WRITTEN EXERCISE >> Make an exact copy of all the entries, with the pictures left out.

# Start of DATASET ENTRIES

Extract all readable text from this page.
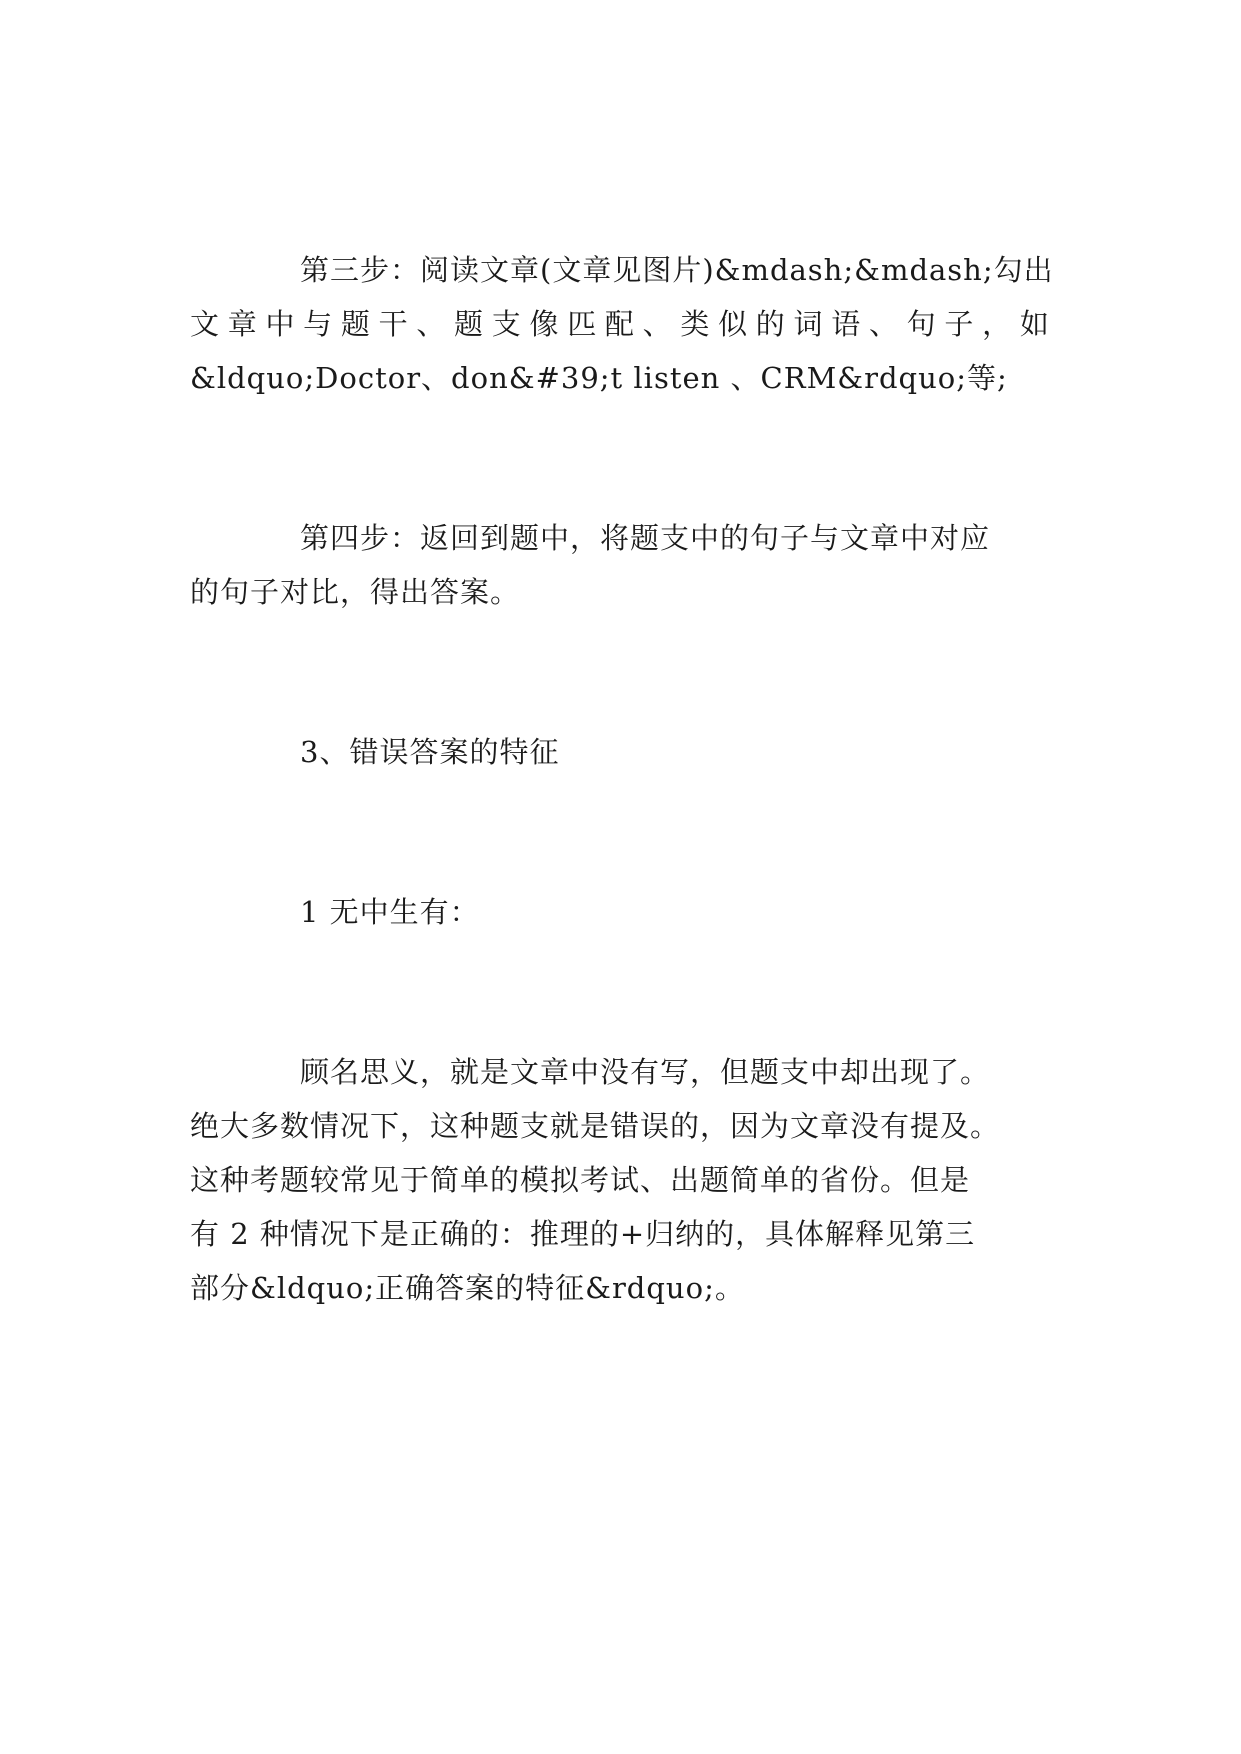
第三步：阅读文章(文章见图片)&mdash;&mdash;勾出
文 章 中 与 题 干 、 题 支 像 匹 配 、 类 似 的 词 语 、 句 子 ， 如
&ldquo;Doctor、don&#39;t listen 、CRM&rdquo;等;
第四步：返回到题中，将题支中的句子与文章中对应
的句子对比，得出答案。
3、错误答案的特征
1 无中生有：
顾名思义，就是文章中没有写，但题支中却出现了。
绝大多数情况下，这种题支就是错误的，因为文章没有提及。
这种考题较常见于简单的模拟考试、出题简单的省份。但是
有 2 种情况下是正确的：推理的+归纳的，具体解释见第三
部分&ldquo;正确答案的特征&rdquo;。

# End of DATASET ENTRIES

TASK RESPONSE >>
Extract all readable text from this page.
第三步：阅读文章(文章见图片)&mdash;&mdash;勾出
文 章 中 与 题 干 、 题 支 像 匹 配 、 类 似 的 词 语 、 句 子 ， 如
&ldquo;Doctor、don&#39;t listen 、CRM&rdquo;等;
第四步：返回到题中，将题支中的句子与文章中对应
的句子对比，得出答案。
3、错误答案的特征
1 无中生有：
顾名思义，就是文章中没有写，但题支中却出现了。
绝大多数情况下，这种题支就是错误的，因为文章没有提及。
这种考题较常见于简单的模拟考试、出题简单的省份。但是
有 2 种情况下是正确的：推理的+归纳的，具体解释见第三
部分&ldquo;正确答案的特征&rdquo;。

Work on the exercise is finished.